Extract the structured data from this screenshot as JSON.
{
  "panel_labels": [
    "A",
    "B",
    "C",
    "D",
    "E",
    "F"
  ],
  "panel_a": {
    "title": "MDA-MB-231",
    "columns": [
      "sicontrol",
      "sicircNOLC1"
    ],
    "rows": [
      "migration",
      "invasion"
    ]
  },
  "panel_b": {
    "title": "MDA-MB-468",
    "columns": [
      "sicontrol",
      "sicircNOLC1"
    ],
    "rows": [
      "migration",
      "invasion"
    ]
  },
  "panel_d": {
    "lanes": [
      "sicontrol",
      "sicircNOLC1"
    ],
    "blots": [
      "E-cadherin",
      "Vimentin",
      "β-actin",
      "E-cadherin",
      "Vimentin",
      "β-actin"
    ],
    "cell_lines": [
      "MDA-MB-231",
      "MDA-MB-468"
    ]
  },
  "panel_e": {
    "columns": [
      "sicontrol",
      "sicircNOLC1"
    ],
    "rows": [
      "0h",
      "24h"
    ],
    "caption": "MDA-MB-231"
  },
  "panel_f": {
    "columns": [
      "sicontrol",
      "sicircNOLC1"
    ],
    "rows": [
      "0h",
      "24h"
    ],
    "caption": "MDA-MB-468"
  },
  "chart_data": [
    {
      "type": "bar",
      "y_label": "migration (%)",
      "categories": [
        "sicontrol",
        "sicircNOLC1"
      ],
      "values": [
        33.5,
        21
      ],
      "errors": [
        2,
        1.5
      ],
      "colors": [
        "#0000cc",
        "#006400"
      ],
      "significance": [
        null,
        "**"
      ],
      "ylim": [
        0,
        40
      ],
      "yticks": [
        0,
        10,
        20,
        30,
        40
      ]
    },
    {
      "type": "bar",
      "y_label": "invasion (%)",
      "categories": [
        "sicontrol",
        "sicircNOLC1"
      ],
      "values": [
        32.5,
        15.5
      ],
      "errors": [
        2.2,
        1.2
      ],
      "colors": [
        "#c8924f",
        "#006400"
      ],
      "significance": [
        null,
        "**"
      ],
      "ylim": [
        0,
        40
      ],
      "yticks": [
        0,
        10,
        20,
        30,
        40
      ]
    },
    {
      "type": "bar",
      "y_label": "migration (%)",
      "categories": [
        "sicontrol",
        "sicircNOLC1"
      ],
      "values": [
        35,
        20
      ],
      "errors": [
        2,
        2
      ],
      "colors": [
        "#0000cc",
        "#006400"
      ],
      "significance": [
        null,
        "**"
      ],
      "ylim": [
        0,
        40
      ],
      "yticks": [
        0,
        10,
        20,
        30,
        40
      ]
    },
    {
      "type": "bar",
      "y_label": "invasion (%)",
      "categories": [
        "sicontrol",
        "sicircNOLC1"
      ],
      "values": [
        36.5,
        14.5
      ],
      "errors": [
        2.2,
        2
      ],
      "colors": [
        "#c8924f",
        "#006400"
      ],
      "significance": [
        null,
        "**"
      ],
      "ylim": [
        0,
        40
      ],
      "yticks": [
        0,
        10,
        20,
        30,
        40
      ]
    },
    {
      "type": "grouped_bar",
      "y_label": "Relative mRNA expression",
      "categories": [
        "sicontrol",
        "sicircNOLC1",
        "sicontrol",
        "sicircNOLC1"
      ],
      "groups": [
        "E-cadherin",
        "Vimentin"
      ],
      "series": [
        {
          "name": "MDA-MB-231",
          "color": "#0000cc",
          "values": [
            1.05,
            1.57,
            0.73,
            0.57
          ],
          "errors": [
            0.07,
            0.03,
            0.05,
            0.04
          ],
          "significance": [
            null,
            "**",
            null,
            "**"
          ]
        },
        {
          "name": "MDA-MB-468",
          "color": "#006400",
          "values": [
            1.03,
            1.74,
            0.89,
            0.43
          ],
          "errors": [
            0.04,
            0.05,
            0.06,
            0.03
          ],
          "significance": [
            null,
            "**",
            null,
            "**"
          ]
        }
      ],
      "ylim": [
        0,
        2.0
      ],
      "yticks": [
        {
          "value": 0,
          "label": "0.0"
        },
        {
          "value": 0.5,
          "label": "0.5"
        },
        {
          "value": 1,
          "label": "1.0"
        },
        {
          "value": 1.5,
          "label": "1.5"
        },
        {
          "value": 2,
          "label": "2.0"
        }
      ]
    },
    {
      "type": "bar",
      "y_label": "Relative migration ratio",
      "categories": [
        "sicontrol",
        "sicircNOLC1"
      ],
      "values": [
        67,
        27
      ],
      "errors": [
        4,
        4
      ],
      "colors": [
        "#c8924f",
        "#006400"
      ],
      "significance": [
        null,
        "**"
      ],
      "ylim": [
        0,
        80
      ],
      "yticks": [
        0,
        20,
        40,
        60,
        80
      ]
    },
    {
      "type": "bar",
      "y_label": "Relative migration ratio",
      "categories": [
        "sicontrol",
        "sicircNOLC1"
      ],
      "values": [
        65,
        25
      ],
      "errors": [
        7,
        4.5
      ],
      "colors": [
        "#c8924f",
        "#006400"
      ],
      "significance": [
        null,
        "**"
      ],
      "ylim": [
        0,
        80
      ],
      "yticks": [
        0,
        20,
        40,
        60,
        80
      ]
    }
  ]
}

● THE TASK: How many of the lines above include the string "caption"? Reply with the number by itself.

● THE ANSWER: 2